---------- THE DATA

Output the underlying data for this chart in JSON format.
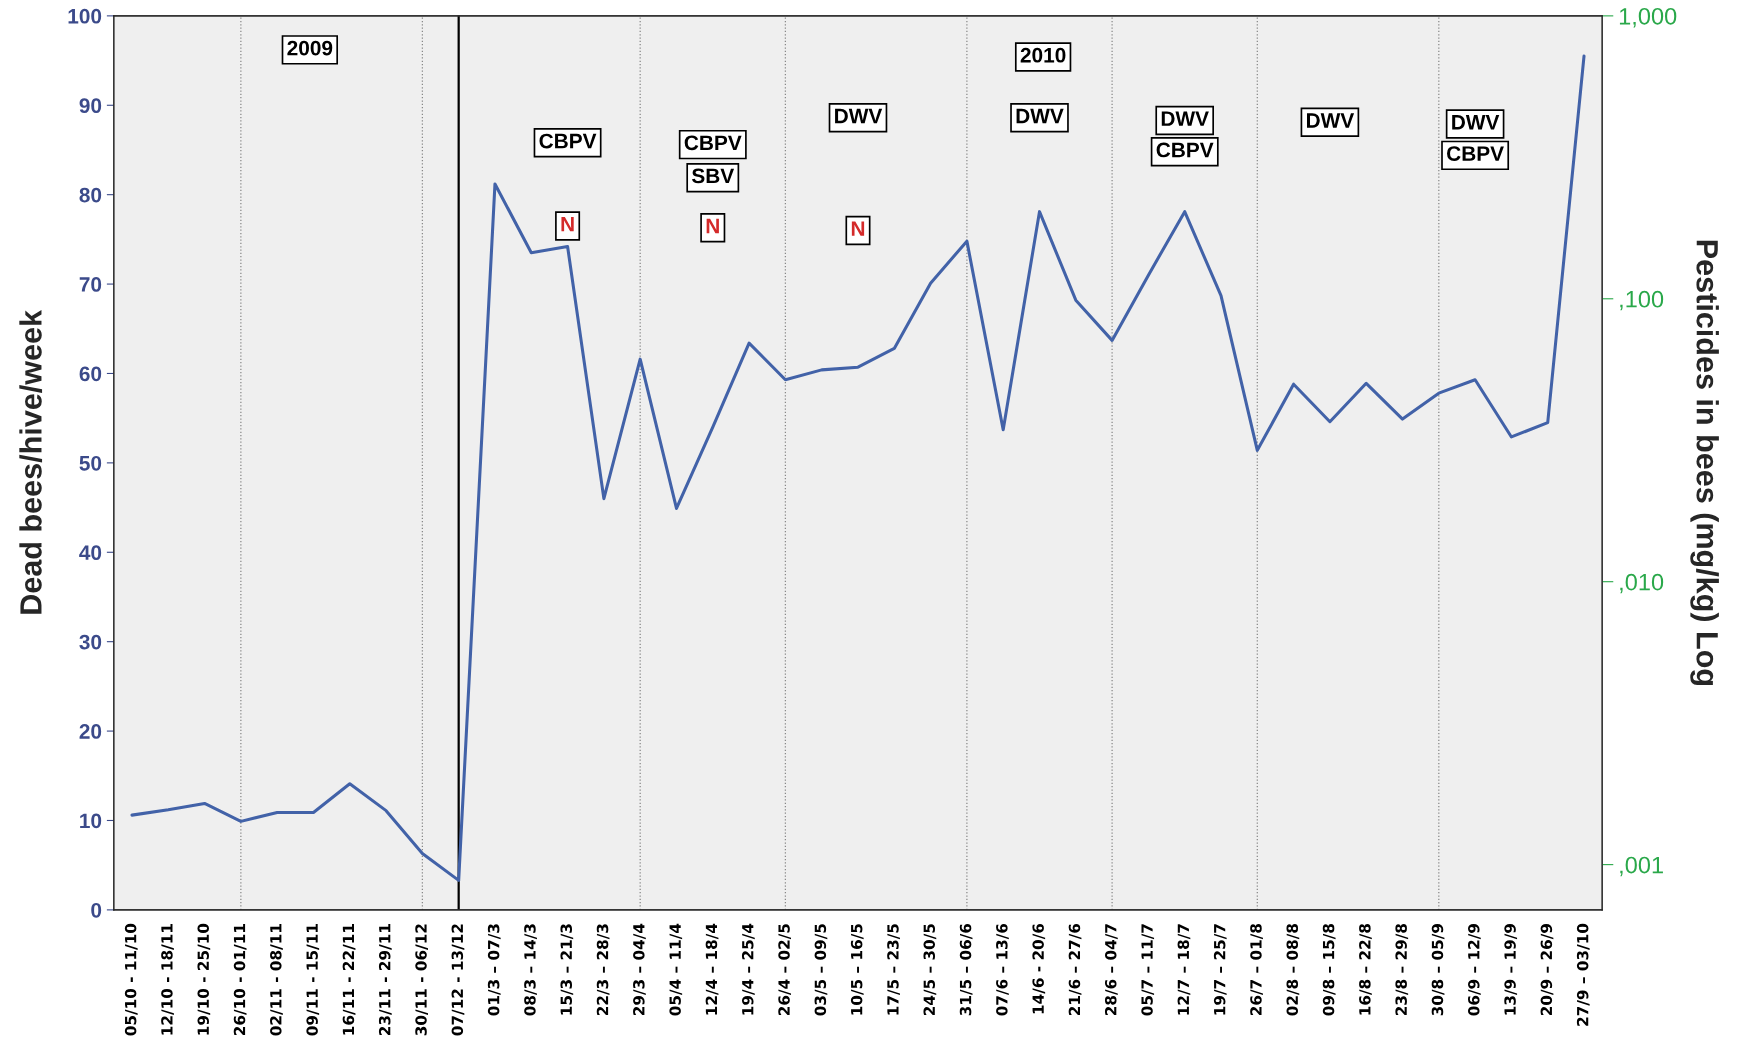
{
  "chart_data": {
    "type": "line",
    "xlabel": null,
    "ylabel": "Dead bees/hive/week",
    "y2label": "Pesticides in bees (mg/kg) Log",
    "categories": [
      "05/10 - 11/10",
      "12/10 - 18/11",
      "19/10 - 25/10",
      "26/10 - 01/11",
      "02/11 - 08/11",
      "09/11 - 15/11",
      "16/11 - 22/11",
      "23/11 - 29/11",
      "30/11 - 06/12",
      "07/12 - 13/12",
      "01/3 – 07/3",
      "08/3 – 14/3",
      "15/3 – 21/3",
      "22/3 – 28/3",
      "29/3 – 04/4",
      "05/4 – 11/4",
      "12/4 – 18/4",
      "19/4 – 25/4",
      "26/4 – 02/5",
      "03/5 – 09/5",
      "10/5 – 16/5",
      "17/5 – 23/5",
      "24/5 – 30/5",
      "31/5 – 06/6",
      "07/6 – 13/6",
      "14/6 - 20/6",
      "21/6 – 27/6",
      "28/6 – 04/7",
      "05/7 – 11/7",
      "12/7 – 18/7",
      "19/7 – 25/7",
      "26/7 – 01/8",
      "02/8 – 08/8",
      "09/8 – 15/8",
      "16/8 – 22/8",
      "23/8 – 29/8",
      "30/8 – 05/9",
      "06/9 – 12/9",
      "13/9 – 19/9",
      "20/9 – 26/9",
      "27/9 – 03/10"
    ],
    "series": [
      {
        "color": "#4262a8",
        "values": [
          10.6,
          11.2,
          11.9,
          9.9,
          10.9,
          10.9,
          14.1,
          11.1,
          6.3,
          3.3,
          81.2,
          73.5,
          74.2,
          46.0,
          61.6,
          44.9,
          54.0,
          63.4,
          59.3,
          60.4,
          60.7,
          62.8,
          70.1,
          74.8,
          53.7,
          78.1,
          68.2,
          63.7,
          71.0,
          78.1,
          68.7,
          51.4,
          58.8,
          54.6,
          58.9,
          54.9,
          57.8,
          59.3,
          52.9,
          54.5,
          95.5
        ]
      }
    ],
    "ylim": [
      0,
      100
    ],
    "yticks": [
      0,
      10,
      20,
      30,
      40,
      50,
      60,
      70,
      80,
      90,
      100
    ],
    "y2_categories": [
      "1,000",
      ",100",
      ",010",
      ",001"
    ],
    "ref_lines": [
      {
        "axis": "x",
        "value": "26/10 - 01/11",
        "line_style": "dotted",
        "color": "#888888"
      },
      {
        "axis": "x",
        "value": "30/11 - 06/12",
        "line_style": "dotted",
        "color": "#888888"
      },
      {
        "axis": "x",
        "value": "07/12 - 13/12",
        "line_style": "solid",
        "color": "#000000"
      },
      {
        "axis": "x",
        "value": "29/3 – 04/4",
        "line_style": "dotted",
        "color": "#888888"
      },
      {
        "axis": "x",
        "value": "26/4 – 02/5",
        "line_style": "dotted",
        "color": "#888888"
      },
      {
        "axis": "x",
        "value": "31/5 – 06/6",
        "line_style": "dotted",
        "color": "#888888"
      },
      {
        "axis": "x",
        "value": "28/6 – 04/7",
        "line_style": "dotted",
        "color": "#888888"
      },
      {
        "axis": "x",
        "value": "26/7 – 01/8",
        "line_style": "dotted",
        "color": "#888888"
      },
      {
        "axis": "x",
        "value": "30/8 – 05/9",
        "line_style": "dotted",
        "color": "#888888"
      }
    ],
    "annotations": [
      "2009",
      "2010",
      "CBPV",
      "N",
      "CBPV",
      "SBV",
      "N",
      "DWV",
      "N",
      "DWV",
      "DWV",
      "CBPV",
      "DWV",
      "DWV",
      "CBPV"
    ],
    "grid": false,
    "legend": false
  }
}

--------------------

*YOUR OBJECTIVE*
Write out each line again precisely as it appears, skipping every picture.

*THE RESULT*
Output the underlying data for this chart in JSON format.
{
  "chart_data": {
    "type": "line",
    "xlabel": null,
    "ylabel": "Dead bees/hive/week",
    "y2label": "Pesticides in bees (mg/kg) Log",
    "categories": [
      "05/10 - 11/10",
      "12/10 - 18/11",
      "19/10 - 25/10",
      "26/10 - 01/11",
      "02/11 - 08/11",
      "09/11 - 15/11",
      "16/11 - 22/11",
      "23/11 - 29/11",
      "30/11 - 06/12",
      "07/12 - 13/12",
      "01/3 – 07/3",
      "08/3 – 14/3",
      "15/3 – 21/3",
      "22/3 – 28/3",
      "29/3 – 04/4",
      "05/4 – 11/4",
      "12/4 – 18/4",
      "19/4 – 25/4",
      "26/4 – 02/5",
      "03/5 – 09/5",
      "10/5 – 16/5",
      "17/5 – 23/5",
      "24/5 – 30/5",
      "31/5 – 06/6",
      "07/6 – 13/6",
      "14/6 - 20/6",
      "21/6 – 27/6",
      "28/6 – 04/7",
      "05/7 – 11/7",
      "12/7 – 18/7",
      "19/7 – 25/7",
      "26/7 – 01/8",
      "02/8 – 08/8",
      "09/8 – 15/8",
      "16/8 – 22/8",
      "23/8 – 29/8",
      "30/8 – 05/9",
      "06/9 – 12/9",
      "13/9 – 19/9",
      "20/9 – 26/9",
      "27/9 – 03/10"
    ],
    "series": [
      {
        "color": "#4262a8",
        "values": [
          10.6,
          11.2,
          11.9,
          9.9,
          10.9,
          10.9,
          14.1,
          11.1,
          6.3,
          3.3,
          81.2,
          73.5,
          74.2,
          46.0,
          61.6,
          44.9,
          54.0,
          63.4,
          59.3,
          60.4,
          60.7,
          62.8,
          70.1,
          74.8,
          53.7,
          78.1,
          68.2,
          63.7,
          71.0,
          78.1,
          68.7,
          51.4,
          58.8,
          54.6,
          58.9,
          54.9,
          57.8,
          59.3,
          52.9,
          54.5,
          95.5
        ]
      }
    ],
    "ylim": [
      0,
      100
    ],
    "yticks": [
      0,
      10,
      20,
      30,
      40,
      50,
      60,
      70,
      80,
      90,
      100
    ],
    "y2_categories": [
      "1,000",
      ",100",
      ",010",
      ",001"
    ],
    "ref_lines": [
      {
        "axis": "x",
        "value": "26/10 - 01/11",
        "line_style": "dotted",
        "color": "#888888"
      },
      {
        "axis": "x",
        "value": "30/11 - 06/12",
        "line_style": "dotted",
        "color": "#888888"
      },
      {
        "axis": "x",
        "value": "07/12 - 13/12",
        "line_style": "solid",
        "color": "#000000"
      },
      {
        "axis": "x",
        "value": "29/3 – 04/4",
        "line_style": "dotted",
        "color": "#888888"
      },
      {
        "axis": "x",
        "value": "26/4 – 02/5",
        "line_style": "dotted",
        "color": "#888888"
      },
      {
        "axis": "x",
        "value": "31/5 – 06/6",
        "line_style": "dotted",
        "color": "#888888"
      },
      {
        "axis": "x",
        "value": "28/6 – 04/7",
        "line_style": "dotted",
        "color": "#888888"
      },
      {
        "axis": "x",
        "value": "26/7 – 01/8",
        "line_style": "dotted",
        "color": "#888888"
      },
      {
        "axis": "x",
        "value": "30/8 – 05/9",
        "line_style": "dotted",
        "color": "#888888"
      }
    ],
    "annotations": [
      "2009",
      "2010",
      "CBPV",
      "N",
      "CBPV",
      "SBV",
      "N",
      "DWV",
      "N",
      "DWV",
      "DWV",
      "CBPV",
      "DWV",
      "DWV",
      "CBPV"
    ],
    "grid": false,
    "legend": false
  }
}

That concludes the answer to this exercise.